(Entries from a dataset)

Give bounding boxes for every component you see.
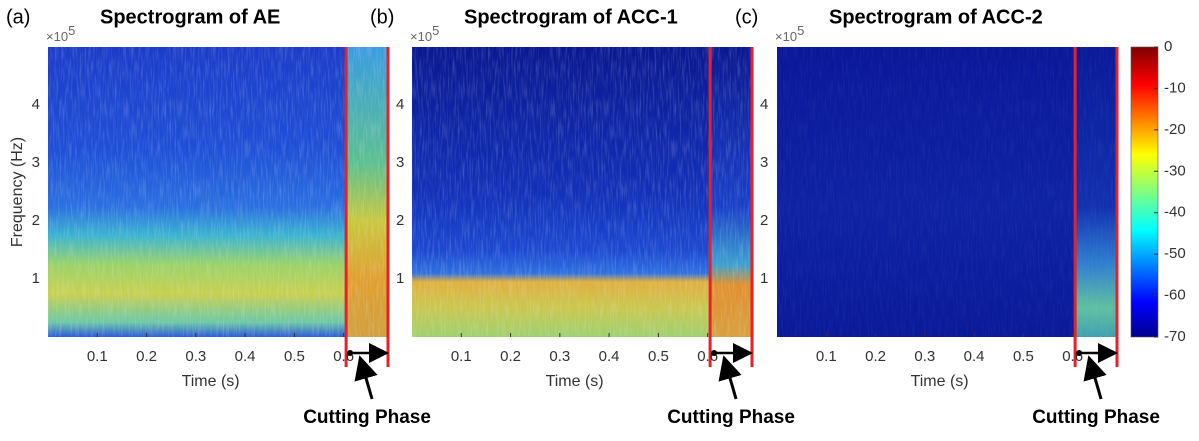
x-tick-label: 0.4	[599, 348, 620, 365]
x-tick-label: 0.2	[136, 348, 157, 365]
x-tick-label: 0.2	[500, 348, 521, 365]
panel-label: (b)	[370, 6, 394, 28]
x-tick-label: 0.5	[648, 348, 669, 365]
y-tick-label: 4	[32, 96, 40, 113]
colorbar-tick-label: -40	[1164, 204, 1186, 221]
colorbar-tick-label: -50	[1164, 245, 1186, 262]
y-tick-label: 1	[760, 270, 768, 287]
y-exponent-power: 5	[432, 23, 439, 38]
y-multiplier: ×10	[775, 29, 797, 44]
colorbar-tick-label: 0	[1164, 38, 1172, 55]
y-tick-label: 2	[396, 212, 404, 229]
y-tick-label: 3	[396, 154, 404, 171]
x-tick-label: 0.3	[914, 348, 935, 365]
x-tick-label: 0.1	[451, 348, 472, 365]
x-tick-label: 0.2	[865, 348, 886, 365]
y-tick-label: 3	[760, 154, 768, 171]
panel-label: (c)	[735, 6, 758, 28]
pointer-arrow	[354, 355, 378, 400]
y-exponent-power: 5	[797, 23, 804, 38]
cutting-phase-label: Cutting Phase	[667, 407, 795, 428]
y-multiplier: ×10	[46, 29, 68, 44]
x-tick-label: 0.4	[964, 348, 985, 365]
x-tick-label: 0.5	[284, 348, 305, 365]
y-exponent-power: 5	[68, 23, 75, 38]
colorbar-tick-label: -30	[1164, 162, 1186, 179]
y-tick-label: 2	[760, 212, 768, 229]
y-tick-label: 4	[760, 96, 768, 113]
x-axis-label: Time (s)	[182, 373, 240, 390]
y-axis-label: Frequency (Hz)	[9, 137, 26, 247]
colorbar-tick-label: -70	[1164, 328, 1186, 345]
colorbar	[1130, 46, 1159, 338]
y-exponent: ×105	[775, 23, 804, 44]
pointer-arrow	[1083, 355, 1107, 400]
y-tick-label: 1	[32, 270, 40, 287]
spectrogram-noise	[48, 47, 388, 337]
colorbar-tick-label: -10	[1164, 79, 1186, 96]
panel-title: Spectrogram of AE	[100, 6, 280, 28]
y-exponent: ×105	[46, 23, 75, 44]
x-axis-label: Time (s)	[911, 373, 969, 390]
y-exponent: ×105	[410, 23, 439, 44]
x-tick-label: 0.4	[235, 348, 256, 365]
panel-title: Spectrogram of ACC-2	[829, 6, 1043, 28]
spectrogram-noise	[777, 47, 1117, 337]
y-tick-label: 1	[396, 270, 404, 287]
x-tick-label: 0.5	[1013, 348, 1034, 365]
pointer-arrow	[718, 355, 742, 400]
cutting-phase-label: Cutting Phase	[1032, 407, 1160, 428]
y-tick-label: 2	[32, 212, 40, 229]
x-tick-label: 0.1	[87, 348, 108, 365]
spectrogram-noise	[412, 47, 752, 337]
colorbar-tick-label: -60	[1164, 287, 1186, 304]
cutting-phase-label: Cutting Phase	[303, 407, 431, 428]
x-tick-label: 0.3	[185, 348, 206, 365]
y-multiplier: ×10	[410, 29, 432, 44]
x-tick-label: 0.1	[816, 348, 837, 365]
x-axis-label: Time (s)	[546, 373, 604, 390]
colorbar-tick-label: -20	[1164, 121, 1186, 138]
y-tick-label: 3	[32, 154, 40, 171]
x-tick-label: 0.3	[549, 348, 570, 365]
panel-label: (a)	[6, 6, 30, 28]
panel-title: Spectrogram of ACC-1	[464, 6, 678, 28]
y-tick-label: 4	[396, 96, 404, 113]
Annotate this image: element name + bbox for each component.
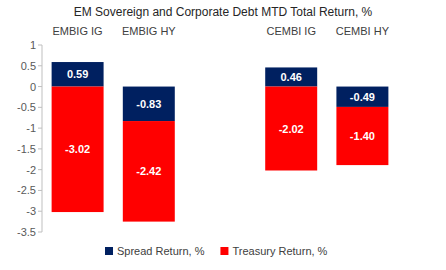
bar — [123, 121, 175, 222]
legend-label: Spread Return, % — [117, 245, 205, 257]
y-tick-label: -2 — [26, 164, 36, 176]
y-axis-line — [42, 45, 43, 232]
y-tick-label: 0 — [30, 81, 36, 93]
bar — [265, 87, 317, 171]
legend-label: Treasury Return, % — [232, 245, 327, 257]
y-tick — [38, 148, 42, 149]
data-label: -2.02 — [279, 123, 304, 135]
y-tick — [38, 211, 42, 212]
y-tick — [38, 107, 42, 108]
data-label: 0.46 — [280, 71, 301, 83]
y-tick — [38, 169, 42, 170]
category-label: CEMBI IG — [266, 25, 316, 37]
data-label: -0.49 — [350, 91, 375, 103]
y-tick-label: -3 — [26, 205, 36, 217]
bar — [336, 107, 388, 165]
bar — [52, 87, 104, 212]
category-label: EMBIG HY — [122, 25, 176, 37]
data-label: -0.83 — [136, 98, 161, 110]
y-tick — [38, 128, 42, 129]
bar — [123, 87, 175, 121]
data-label: 0.59 — [67, 68, 88, 80]
y-tick — [38, 45, 42, 46]
y-tick-label: -1 — [26, 122, 36, 134]
background — [0, 0, 446, 270]
y-tick — [38, 232, 42, 233]
legend-swatch — [105, 247, 113, 255]
y-tick-label: -2.5 — [17, 184, 36, 196]
bar — [265, 67, 317, 86]
category-label: CEMBI HY — [336, 25, 390, 37]
y-tick-label: -1.5 — [17, 143, 36, 155]
y-tick — [38, 86, 42, 87]
y-tick-label: 0.5 — [21, 60, 36, 72]
data-label: -2.42 — [136, 165, 161, 177]
title: EM Sovereign and Corporate Debt MTD Tota… — [74, 5, 373, 19]
chart: EM Sovereign and Corporate Debt MTD Tota… — [0, 0, 446, 270]
bars — [52, 62, 389, 222]
y-tick — [38, 190, 42, 191]
data-label: -3.02 — [65, 143, 90, 155]
y-tick-label: 1 — [30, 39, 36, 51]
y-tick-label: -0.5 — [17, 101, 36, 113]
y-tick — [38, 65, 42, 66]
legend-swatch — [220, 247, 228, 255]
y-tick-label: -3.5 — [17, 226, 36, 238]
bar — [336, 87, 388, 107]
category-label: EMBIG IG — [53, 25, 103, 37]
data-label: -1.40 — [350, 130, 375, 142]
bar — [52, 62, 104, 87]
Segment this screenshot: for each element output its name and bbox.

* Given task
Reproduce every line of the rows above verbatim, leaving out the picture placeholders.

* Final result
Give bounding boxes for every component you see.
x-tick-label: 0.4	[599, 348, 620, 365]
x-tick-label: 0.2	[136, 348, 157, 365]
x-tick-label: 0.2	[500, 348, 521, 365]
panel-label: (b)	[370, 6, 394, 28]
x-tick-label: 0.5	[648, 348, 669, 365]
y-tick-label: 4	[32, 96, 40, 113]
colorbar-tick-label: -40	[1164, 204, 1186, 221]
colorbar-tick-label: -50	[1164, 245, 1186, 262]
y-tick-label: 1	[760, 270, 768, 287]
y-exponent-power: 5	[432, 23, 439, 38]
y-multiplier: ×10	[775, 29, 797, 44]
colorbar-tick-label: 0	[1164, 38, 1172, 55]
y-tick-label: 2	[396, 212, 404, 229]
y-tick-label: 3	[396, 154, 404, 171]
x-tick-label: 0.3	[914, 348, 935, 365]
x-tick-label: 0.1	[451, 348, 472, 365]
x-tick-label: 0.2	[865, 348, 886, 365]
y-tick-label: 3	[760, 154, 768, 171]
panel-label: (c)	[735, 6, 758, 28]
pointer-arrow	[354, 355, 378, 400]
y-exponent-power: 5	[797, 23, 804, 38]
cutting-phase-label: Cutting Phase	[667, 407, 795, 428]
y-multiplier: ×10	[46, 29, 68, 44]
x-tick-label: 0.4	[964, 348, 985, 365]
x-tick-label: 0.5	[284, 348, 305, 365]
y-exponent-power: 5	[68, 23, 75, 38]
colorbar-tick-label: -30	[1164, 162, 1186, 179]
y-tick-label: 2	[760, 212, 768, 229]
y-tick-label: 4	[760, 96, 768, 113]
x-axis-label: Time (s)	[182, 373, 240, 390]
y-axis-label: Frequency (Hz)	[9, 137, 26, 247]
colorbar-tick-label: -70	[1164, 328, 1186, 345]
colorbar	[1130, 46, 1159, 338]
y-exponent: ×105	[775, 23, 804, 44]
pointer-arrow	[1083, 355, 1107, 400]
y-tick-label: 1	[32, 270, 40, 287]
spectrogram-noise	[48, 47, 388, 337]
colorbar-tick-label: -10	[1164, 79, 1186, 96]
panel-title: Spectrogram of AE	[100, 6, 280, 28]
y-exponent: ×105	[46, 23, 75, 44]
x-axis-label: Time (s)	[911, 373, 969, 390]
y-exponent: ×105	[410, 23, 439, 44]
x-tick-label: 0.4	[235, 348, 256, 365]
panel-title: Spectrogram of ACC-2	[829, 6, 1043, 28]
spectrogram-noise	[777, 47, 1117, 337]
y-tick-label: 1	[396, 270, 404, 287]
x-tick-label: 0.5	[1013, 348, 1034, 365]
pointer-arrow	[718, 355, 742, 400]
cutting-phase-label: Cutting Phase	[1032, 407, 1160, 428]
y-tick-label: 2	[32, 212, 40, 229]
x-tick-label: 0.1	[87, 348, 108, 365]
spectrogram-noise	[412, 47, 752, 337]
colorbar-tick-label: -60	[1164, 287, 1186, 304]
cutting-phase-label: Cutting Phase	[303, 407, 431, 428]
x-tick-label: 0.3	[185, 348, 206, 365]
y-multiplier: ×10	[410, 29, 432, 44]
x-tick-label: 0.1	[816, 348, 837, 365]
x-axis-label: Time (s)	[546, 373, 604, 390]
colorbar-tick-label: -20	[1164, 121, 1186, 138]
y-tick-label: 3	[32, 154, 40, 171]
x-tick-label: 0.3	[549, 348, 570, 365]
panel-label: (a)	[6, 6, 30, 28]
panel-title: Spectrogram of ACC-1	[464, 6, 678, 28]
y-tick-label: 4	[396, 96, 404, 113]
Annotate this image: element name + bbox for each component.
bar — [123, 121, 175, 222]
legend-label: Spread Return, % — [117, 245, 205, 257]
y-tick-label: -2 — [26, 164, 36, 176]
y-axis-line — [42, 45, 43, 232]
y-tick-label: 0 — [30, 81, 36, 93]
bar — [265, 87, 317, 171]
legend-label: Treasury Return, % — [232, 245, 327, 257]
y-tick — [38, 148, 42, 149]
data-label: -2.02 — [279, 123, 304, 135]
y-tick — [38, 211, 42, 212]
y-tick — [38, 107, 42, 108]
data-label: 0.46 — [280, 71, 301, 83]
y-tick — [38, 169, 42, 170]
category-label: CEMBI IG — [266, 25, 316, 37]
data-label: -0.49 — [350, 91, 375, 103]
y-tick-label: -3 — [26, 205, 36, 217]
bar — [336, 107, 388, 165]
bar — [52, 87, 104, 212]
category-label: EMBIG HY — [122, 25, 176, 37]
data-label: -0.83 — [136, 98, 161, 110]
y-tick — [38, 128, 42, 129]
bar — [123, 87, 175, 121]
data-label: 0.59 — [67, 68, 88, 80]
y-tick — [38, 45, 42, 46]
y-tick-label: -1 — [26, 122, 36, 134]
background — [0, 0, 446, 270]
y-tick — [38, 232, 42, 233]
legend-swatch — [105, 247, 113, 255]
y-tick-label: -2.5 — [17, 184, 36, 196]
bar — [265, 67, 317, 86]
category-label: CEMBI HY — [336, 25, 390, 37]
y-tick-label: -1.5 — [17, 143, 36, 155]
y-tick — [38, 86, 42, 87]
y-tick-label: 0.5 — [21, 60, 36, 72]
data-label: -2.42 — [136, 165, 161, 177]
title: EM Sovereign and Corporate Debt MTD Tota… — [74, 5, 373, 19]
chart: EM Sovereign and Corporate Debt MTD Tota… — [0, 0, 446, 270]
bars — [52, 62, 389, 222]
y-tick — [38, 190, 42, 191]
data-label: -3.02 — [65, 143, 90, 155]
y-tick-label: 1 — [30, 39, 36, 51]
y-tick-label: -0.5 — [17, 101, 36, 113]
y-tick — [38, 65, 42, 66]
legend-swatch — [220, 247, 228, 255]
y-tick-label: -3.5 — [17, 226, 36, 238]
bar — [336, 87, 388, 107]
category-label: EMBIG IG — [53, 25, 103, 37]
data-label: -1.40 — [350, 130, 375, 142]
bar — [52, 62, 104, 87]
Segment this screenshot: for each element output its name and bbox.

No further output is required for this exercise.